Make an exact copy of all the material below, apart from the pictures.
BEGIN RECORDS PROVIDED
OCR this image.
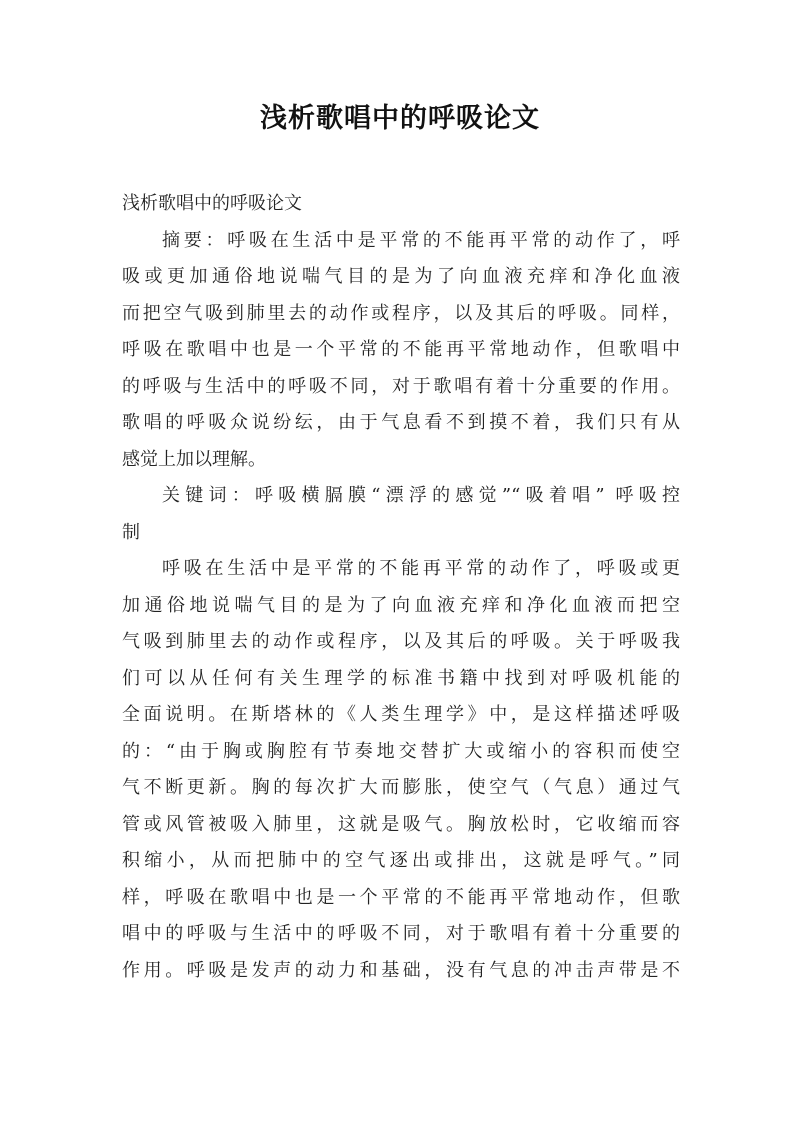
浅析歌唱中的呼吸论文
浅析歌唱中的呼吸论文
摘要：呼吸在生活中是平常的不能再平常的动作了，呼
吸或更加通俗地说喘气目的是为了向血液充痒和净化血液
而把空气吸到肺里去的动作或程序，以及其后的呼吸。同样，
呼吸在歌唱中也是一个平常的不能再平常地动作，但歌唱中
的呼吸与生活中的呼吸不同，对于歌唱有着十分重要的作用。
歌唱的呼吸众说纷纭，由于气息看不到摸不着，我们只有从
感觉上加以理解。
关键词：呼吸横膈膜“漂浮的感觉”“吸着唱” 呼吸控
制
呼吸在生活中是平常的不能再平常的动作了，呼吸或更
加通俗地说喘气目的是为了向血液充痒和净化血液而把空
气吸到肺里去的动作或程序，以及其后的呼吸。关于呼吸我
们可以从任何有关生理学的标准书籍中找到对呼吸机能的
全面说明。在斯塔林的《人类生理学》中，是这样描述呼吸
的：“由于胸或胸腔有节奏地交替扩大或缩小的容积而使空
气不断更新。胸的每次扩大而膨胀，使空气（气息）通过气
管或风管被吸入肺里，这就是吸气。胸放松时，它收缩而容
积缩小，从而把肺中的空气逐出或排出，这就是呼气。”同
样，呼吸在歌唱中也是一个平常的不能再平常地动作，但歌
唱中的呼吸与生活中的呼吸不同，对于歌唱有着十分重要的
作用。呼吸是发声的动力和基础，没有气息的冲击声带是不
END RECORDS PROVIDED
### WRITTEN ANSWER
OCR this image.
浅析歌唱中的呼吸论文
浅析歌唱中的呼吸论文
摘要：呼吸在生活中是平常的不能再平常的动作了，呼
吸或更加通俗地说喘气目的是为了向血液充痒和净化血液
而把空气吸到肺里去的动作或程序，以及其后的呼吸。同样，
呼吸在歌唱中也是一个平常的不能再平常地动作，但歌唱中
的呼吸与生活中的呼吸不同，对于歌唱有着十分重要的作用。
歌唱的呼吸众说纷纭，由于气息看不到摸不着，我们只有从
感觉上加以理解。
关键词：呼吸横膈膜“漂浮的感觉”“吸着唱” 呼吸控
制
呼吸在生活中是平常的不能再平常的动作了，呼吸或更
加通俗地说喘气目的是为了向血液充痒和净化血液而把空
气吸到肺里去的动作或程序，以及其后的呼吸。关于呼吸我
们可以从任何有关生理学的标准书籍中找到对呼吸机能的
全面说明。在斯塔林的《人类生理学》中，是这样描述呼吸
的：“由于胸或胸腔有节奏地交替扩大或缩小的容积而使空
气不断更新。胸的每次扩大而膨胀，使空气（气息）通过气
管或风管被吸入肺里，这就是吸气。胸放松时，它收缩而容
积缩小，从而把肺中的空气逐出或排出，这就是呼气。”同
样，呼吸在歌唱中也是一个平常的不能再平常地动作，但歌
唱中的呼吸与生活中的呼吸不同，对于歌唱有着十分重要的
作用。呼吸是发声的动力和基础，没有气息的冲击声带是不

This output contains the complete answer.